### What is being asked
Your task is to extract every entry that follows word for word while excluding the pictures.

### Task input
──────────────────────────────

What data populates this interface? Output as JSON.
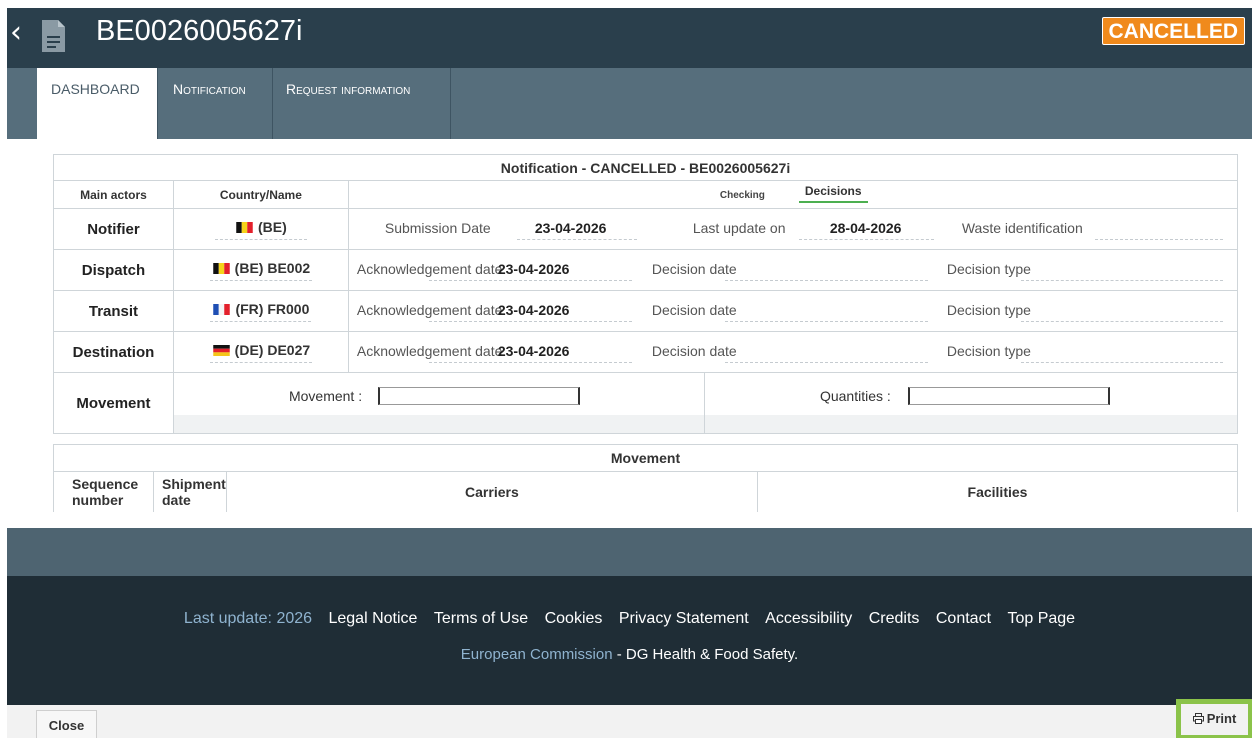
{
  "header": {
    "back_glyph": "‹",
    "title": "BE0026005627i",
    "status_badge": "CANCELLED",
    "doc_icon": "document-icon"
  },
  "tabs": [
    {
      "label": "DASHBOARD",
      "active": true
    },
    {
      "label": "Notification",
      "active": false
    },
    {
      "label": "Request information",
      "active": false
    }
  ],
  "notification_table": {
    "caption": "Notification - CANCELLED - BE0026005627i",
    "col_main_actors": "Main actors",
    "col_country": "Country/Name",
    "tab_checking": "Checking",
    "tab_decisions": "Decisions",
    "notifier": {
      "label": "Notifier",
      "country": "(BE)",
      "submission_label": "Submission Date",
      "submission_value": "23-04-2026",
      "last_update_label": "Last update on",
      "last_update_value": "28-04-2026",
      "waste_label": "Waste identification"
    },
    "dispatch": {
      "label": "Dispatch",
      "country": "(BE) BE002",
      "ack_label": "Acknowledgement date",
      "ack_value": "23-04-2026",
      "decision_date_label": "Decision date",
      "decision_type_label": "Decision type"
    },
    "transit": {
      "label": "Transit",
      "country": "(FR) FR000",
      "ack_label": "Acknowledgement date",
      "ack_value": "23-04-2026",
      "decision_date_label": "Decision date",
      "decision_type_label": "Decision type"
    },
    "destination": {
      "label": "Destination",
      "country": "(DE) DE027",
      "ack_label": "Acknowledgement date",
      "ack_value": "23-04-2026",
      "decision_date_label": "Decision date",
      "decision_type_label": "Decision type"
    },
    "movement": {
      "label": "Movement",
      "movement_field_label": "Movement :",
      "movement_value": "",
      "quantities_field_label": "Quantities :",
      "quantities_value": ""
    }
  },
  "movement_table": {
    "caption": "Movement",
    "col_sequence": "Sequence number",
    "col_shipment": "Shipment date",
    "col_carriers": "Carriers",
    "col_facilities": "Facilities"
  },
  "footer": {
    "last_update": "Last update: 2026",
    "links": [
      "Legal Notice",
      "Terms of Use",
      "Cookies",
      "Privacy Statement",
      "Accessibility",
      "Credits",
      "Contact",
      "Top Page"
    ],
    "ec_link": "European Commission",
    "ec_sep": " - ",
    "dg": "DG Health & Food Safety."
  },
  "actions": {
    "close_label": "Close",
    "print_label": "Print",
    "print_icon": "printer-icon"
  },
  "colors": {
    "header": "#2a3f4c",
    "tabs_band": "#566e7c",
    "badge": "#f08a1c",
    "footer": "#1f2d36",
    "print_highlight": "#8bc34a",
    "decisions_underline": "#4caf50"
  }
}
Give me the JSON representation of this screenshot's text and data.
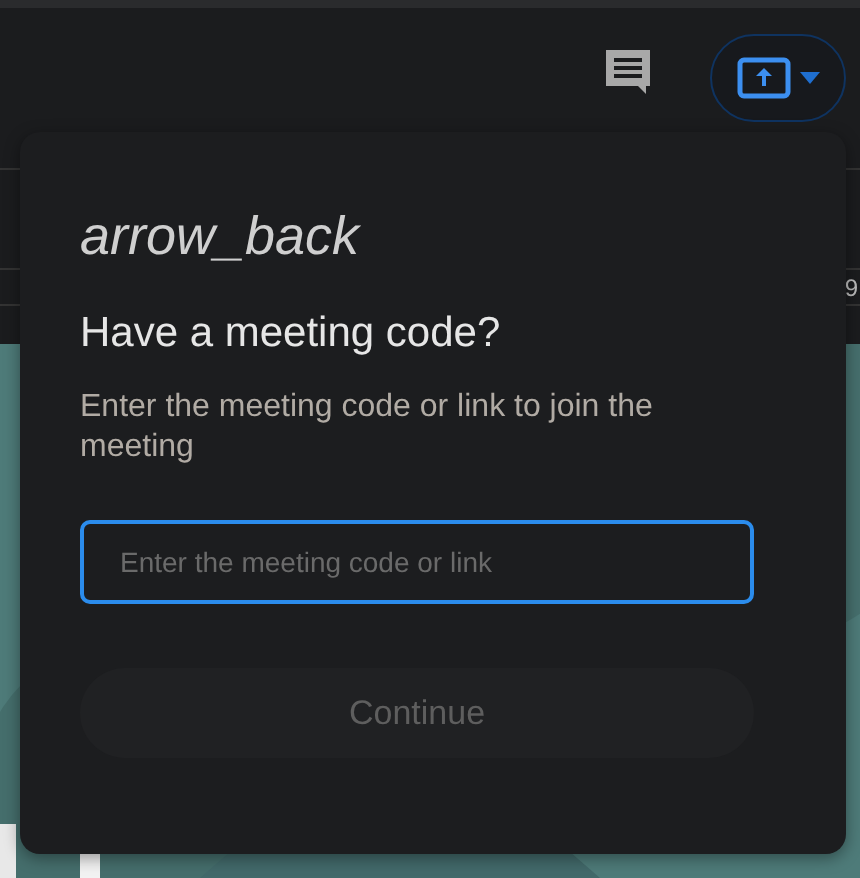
{
  "toolbar": {
    "share_button": {
      "menu": true
    }
  },
  "background": {
    "ruler_text": "9"
  },
  "dialog": {
    "back": "arrow_back",
    "title": "Have a meeting code?",
    "description": "Enter the meeting code or link to join the meeting",
    "code_field": {
      "placeholder": "Enter the meeting code or link",
      "focused": true
    },
    "continue_button": {
      "label": "Continue",
      "disabled": true
    }
  }
}
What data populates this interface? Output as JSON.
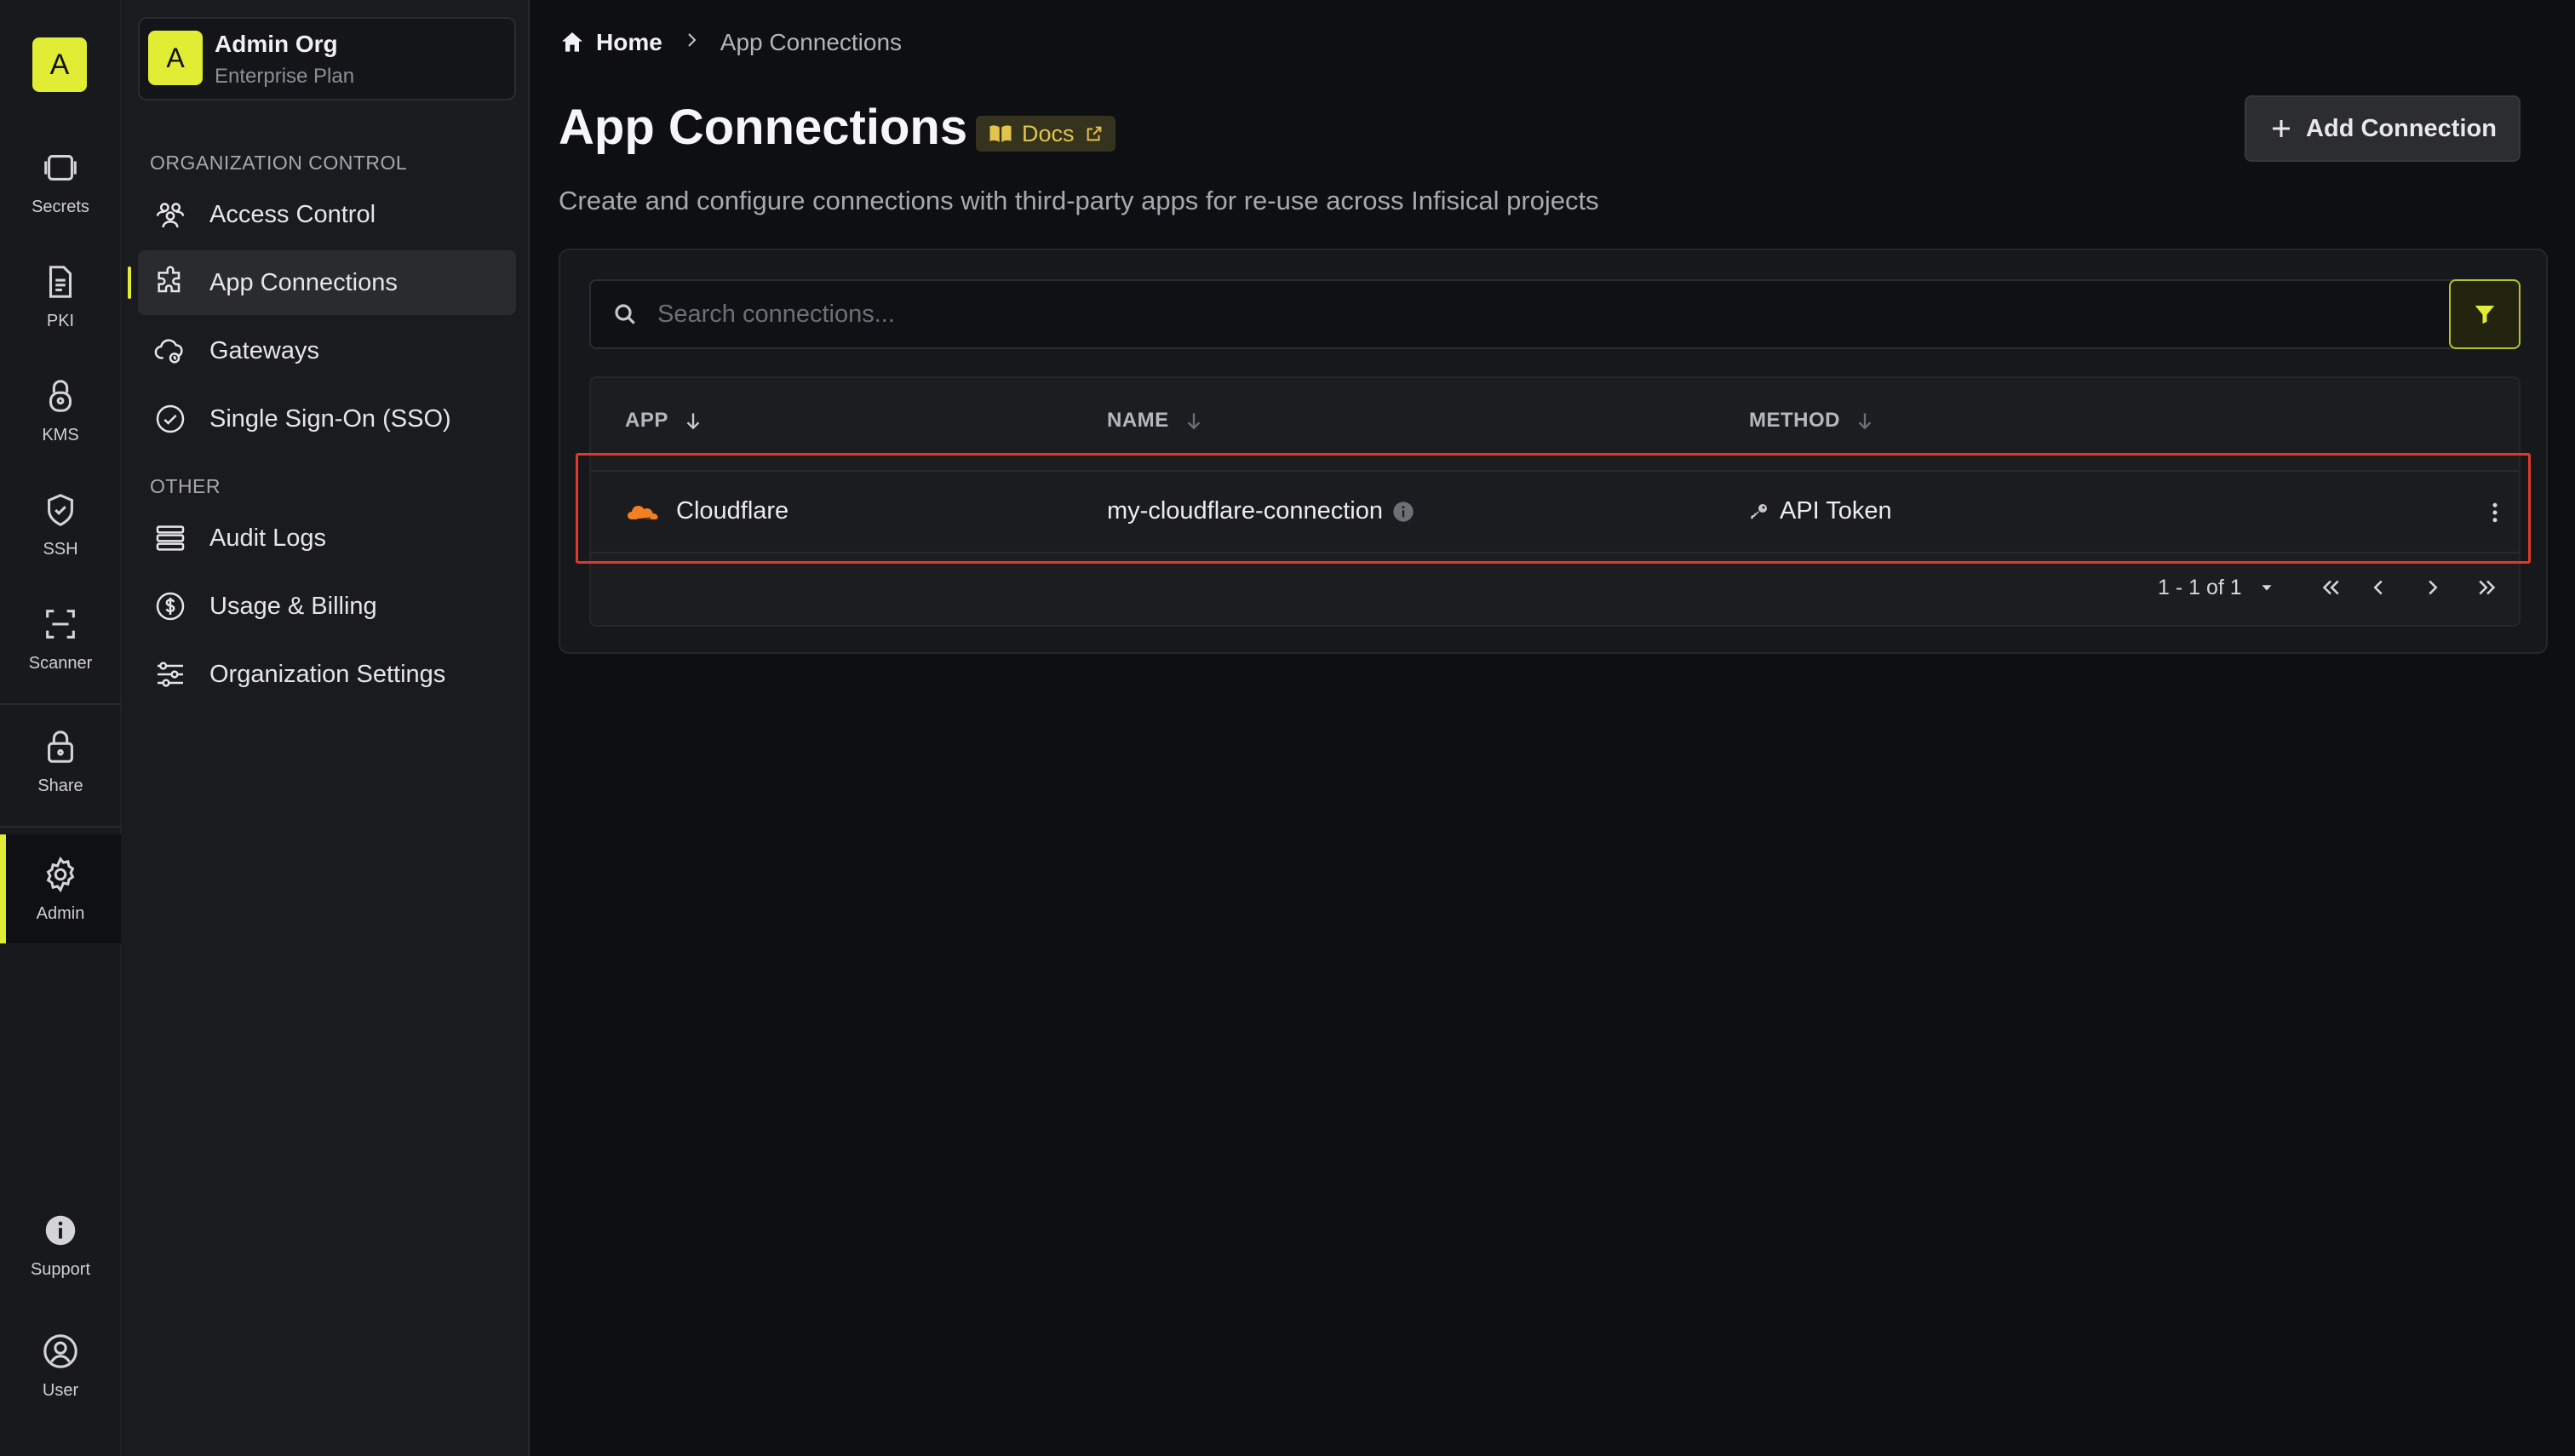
{
  "rail": {
    "logo_letter": "A",
    "items": [
      {
        "label": "Secrets",
        "icon": "vault-icon"
      },
      {
        "label": "PKI",
        "icon": "document-icon"
      },
      {
        "label": "KMS",
        "icon": "lock-shield-icon"
      },
      {
        "label": "SSH",
        "icon": "shield-check-icon"
      },
      {
        "label": "Scanner",
        "icon": "scan-icon"
      },
      {
        "label": "Share",
        "icon": "lock-icon"
      },
      {
        "label": "Admin",
        "icon": "gear-icon"
      },
      {
        "label": "Support",
        "icon": "info-icon"
      },
      {
        "label": "User",
        "icon": "user-circle-icon"
      }
    ],
    "active": "Admin"
  },
  "org": {
    "avatar_letter": "A",
    "name": "Admin Org",
    "plan": "Enterprise Plan"
  },
  "sidebar": {
    "section_org": "ORGANIZATION CONTROL",
    "section_other": "OTHER",
    "items": [
      {
        "label": "Access Control",
        "icon": "users-icon"
      },
      {
        "label": "App Connections",
        "icon": "puzzle-icon"
      },
      {
        "label": "Gateways",
        "icon": "cloud-gateway-icon"
      },
      {
        "label": "Single Sign-On (SSO)",
        "icon": "check-circle-icon"
      },
      {
        "label": "Audit Logs",
        "icon": "list-icon"
      },
      {
        "label": "Usage & Billing",
        "icon": "dollar-circle-icon"
      },
      {
        "label": "Organization Settings",
        "icon": "sliders-icon"
      }
    ],
    "active": "App Connections"
  },
  "breadcrumb": {
    "home": "Home",
    "current": "App Connections"
  },
  "page": {
    "title": "App Connections",
    "docs_label": "Docs",
    "subtitle": "Create and configure connections with third-party apps for re-use across Infisical projects",
    "add_button": "Add Connection"
  },
  "search": {
    "placeholder": "Search connections..."
  },
  "table": {
    "columns": [
      "APP",
      "NAME",
      "METHOD"
    ],
    "rows": [
      {
        "app": "Cloudflare",
        "name": "my-cloudflare-connection",
        "method": "API Token"
      }
    ]
  },
  "pagination": {
    "range_text": "1 - 1 of 1"
  },
  "colors": {
    "accent": "#e0ed34",
    "highlight": "#e0392b",
    "cloudflare": "#f38020"
  }
}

──────────────────────────────

### Exercise result
What data populates this interface? Output as JSON.
{
  "header": {
    "back_glyph": "‹",
    "title": "BE0026005627i",
    "status_badge": "CANCELLED",
    "doc_icon": "document-icon"
  },
  "tabs": [
    {
      "label": "DASHBOARD",
      "active": true
    },
    {
      "label": "Notification",
      "active": false
    },
    {
      "label": "Request information",
      "active": false
    }
  ],
  "notification_table": {
    "caption": "Notification - CANCELLED - BE0026005627i",
    "col_main_actors": "Main actors",
    "col_country": "Country/Name",
    "tab_checking": "Checking",
    "tab_decisions": "Decisions",
    "notifier": {
      "label": "Notifier",
      "country": "(BE)",
      "submission_label": "Submission Date",
      "submission_value": "23-04-2026",
      "last_update_label": "Last update on",
      "last_update_value": "28-04-2026",
      "waste_label": "Waste identification"
    },
    "dispatch": {
      "label": "Dispatch",
      "country": "(BE) BE002",
      "ack_label": "Acknowledgement date",
      "ack_value": "23-04-2026",
      "decision_date_label": "Decision date",
      "decision_type_label": "Decision type"
    },
    "transit": {
      "label": "Transit",
      "country": "(FR) FR000",
      "ack_label": "Acknowledgement date",
      "ack_value": "23-04-2026",
      "decision_date_label": "Decision date",
      "decision_type_label": "Decision type"
    },
    "destination": {
      "label": "Destination",
      "country": "(DE) DE027",
      "ack_label": "Acknowledgement date",
      "ack_value": "23-04-2026",
      "decision_date_label": "Decision date",
      "decision_type_label": "Decision type"
    },
    "movement": {
      "label": "Movement",
      "movement_field_label": "Movement :",
      "movement_value": "",
      "quantities_field_label": "Quantities :",
      "quantities_value": ""
    }
  },
  "movement_table": {
    "caption": "Movement",
    "col_sequence": "Sequence number",
    "col_shipment": "Shipment date",
    "col_carriers": "Carriers",
    "col_facilities": "Facilities"
  },
  "footer": {
    "last_update": "Last update: 2026",
    "links": [
      "Legal Notice",
      "Terms of Use",
      "Cookies",
      "Privacy Statement",
      "Accessibility",
      "Credits",
      "Contact",
      "Top Page"
    ],
    "ec_link": "European Commission",
    "ec_sep": " - ",
    "dg": "DG Health & Food Safety."
  },
  "actions": {
    "close_label": "Close",
    "print_label": "Print",
    "print_icon": "printer-icon"
  },
  "colors": {
    "header": "#2a3f4c",
    "tabs_band": "#566e7c",
    "badge": "#f08a1c",
    "footer": "#1f2d36",
    "print_highlight": "#8bc34a",
    "decisions_underline": "#4caf50"
  }
}
Give me the JSON representation of this screenshot's text and data.
{
  "toolbar": {
    "share_button": {
      "menu": true
    }
  },
  "background": {
    "ruler_text": "9"
  },
  "dialog": {
    "back": "arrow_back",
    "title": "Have a meeting code?",
    "description": "Enter the meeting code or link to join the meeting",
    "code_field": {
      "placeholder": "Enter the meeting code or link",
      "focused": true
    },
    "continue_button": {
      "label": "Continue",
      "disabled": true
    }
  }
}
What data populates this interface? Output as JSON.
{
  "rail": {
    "logo_letter": "A",
    "items": [
      {
        "label": "Secrets",
        "icon": "vault-icon"
      },
      {
        "label": "PKI",
        "icon": "document-icon"
      },
      {
        "label": "KMS",
        "icon": "lock-shield-icon"
      },
      {
        "label": "SSH",
        "icon": "shield-check-icon"
      },
      {
        "label": "Scanner",
        "icon": "scan-icon"
      },
      {
        "label": "Share",
        "icon": "lock-icon"
      },
      {
        "label": "Admin",
        "icon": "gear-icon"
      },
      {
        "label": "Support",
        "icon": "info-icon"
      },
      {
        "label": "User",
        "icon": "user-circle-icon"
      }
    ],
    "active": "Admin"
  },
  "org": {
    "avatar_letter": "A",
    "name": "Admin Org",
    "plan": "Enterprise Plan"
  },
  "sidebar": {
    "section_org": "ORGANIZATION CONTROL",
    "section_other": "OTHER",
    "items": [
      {
        "label": "Access Control",
        "icon": "users-icon"
      },
      {
        "label": "App Connections",
        "icon": "puzzle-icon"
      },
      {
        "label": "Gateways",
        "icon": "cloud-gateway-icon"
      },
      {
        "label": "Single Sign-On (SSO)",
        "icon": "check-circle-icon"
      },
      {
        "label": "Audit Logs",
        "icon": "list-icon"
      },
      {
        "label": "Usage & Billing",
        "icon": "dollar-circle-icon"
      },
      {
        "label": "Organization Settings",
        "icon": "sliders-icon"
      }
    ],
    "active": "App Connections"
  },
  "breadcrumb": {
    "home": "Home",
    "current": "App Connections"
  },
  "page": {
    "title": "App Connections",
    "docs_label": "Docs",
    "subtitle": "Create and configure connections with third-party apps for re-use across Infisical projects",
    "add_button": "Add Connection"
  },
  "search": {
    "placeholder": "Search connections..."
  },
  "table": {
    "columns": [
      "APP",
      "NAME",
      "METHOD"
    ],
    "rows": [
      {
        "app": "Cloudflare",
        "name": "my-cloudflare-connection",
        "method": "API Token"
      }
    ]
  },
  "pagination": {
    "range_text": "1 - 1 of 1"
  },
  "colors": {
    "accent": "#e0ed34",
    "highlight": "#e0392b",
    "cloudflare": "#f38020"
  }
}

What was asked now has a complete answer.